Tasks and exercises |
1 > List every phrase that the forum post on optimizing a binary read routine places inside quotation marks.
2 > Translate this sentence from the forum post on optimizing a binary read routine into Spanish: "Essentially, it's fairly straight forward, except data that's longer than 128 bytes is broken into 128 byte chunks, with each chunk being surrounded by a "length byte" at either end."

Extract provided |
Optimizing a binary read routine

jgodfrey

unread,

May 2, 2008, 10:09:55 AM5/2/08

to

Hi All,

I have a number of Tcl procedures I wrote a few years ago that are
designed to decode geometric data that's packed into a "Unformatted
Sequential File" that's written by a FORTRAN application.

The internal organization of this type of FORTRAN file is documented
at http://www.ae.utexas.edu/lrc/fortran/intel/f_ug1/pggfmsp.htm under
the "Unformatted Sequential Files" section.

Essentially, it's fairly straight forward, except data that's longer
than 128 bytes is broken into 128 byte chunks, with each chunk being
surrounded by a "length byte" at either end.

The file is stored in a bunch of sections, with the first few bytes of
each section specifying the data type of the upcoming object as well
as the number of that object-type to read. So, for instance, I might
find that I need to read 28 doubles from the next section. Once
that's done, I should be sitting on the next section header...

Information shown |
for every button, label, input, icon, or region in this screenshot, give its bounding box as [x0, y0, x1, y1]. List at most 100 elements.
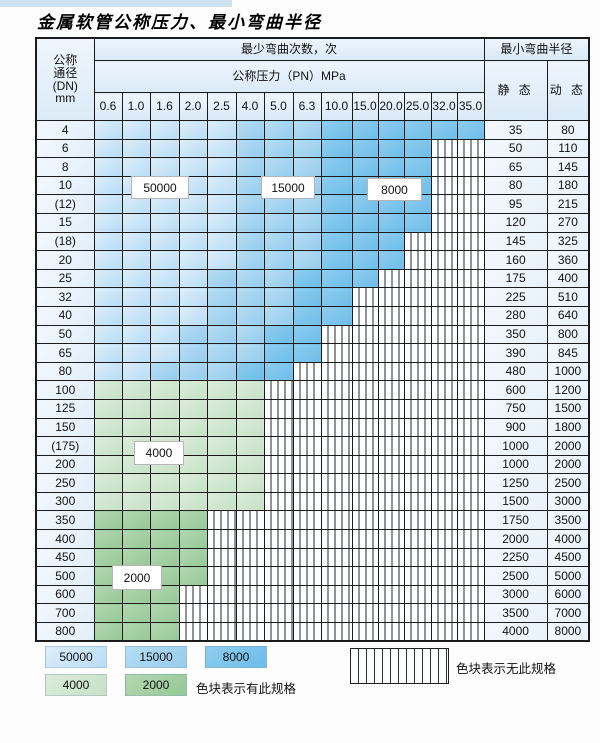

Task-by-task answers |
1 >
- "Unformatted Sequential File"
- "Unformatted Sequential Files"
- "length byte"

2 > Básicamente, es bastante sencillo, salvo que los datos de más de 128 bytes se dividen en bloques de 128 bytes, cada uno de ellos rodeado por un «byte de longitud» en ambos extremos.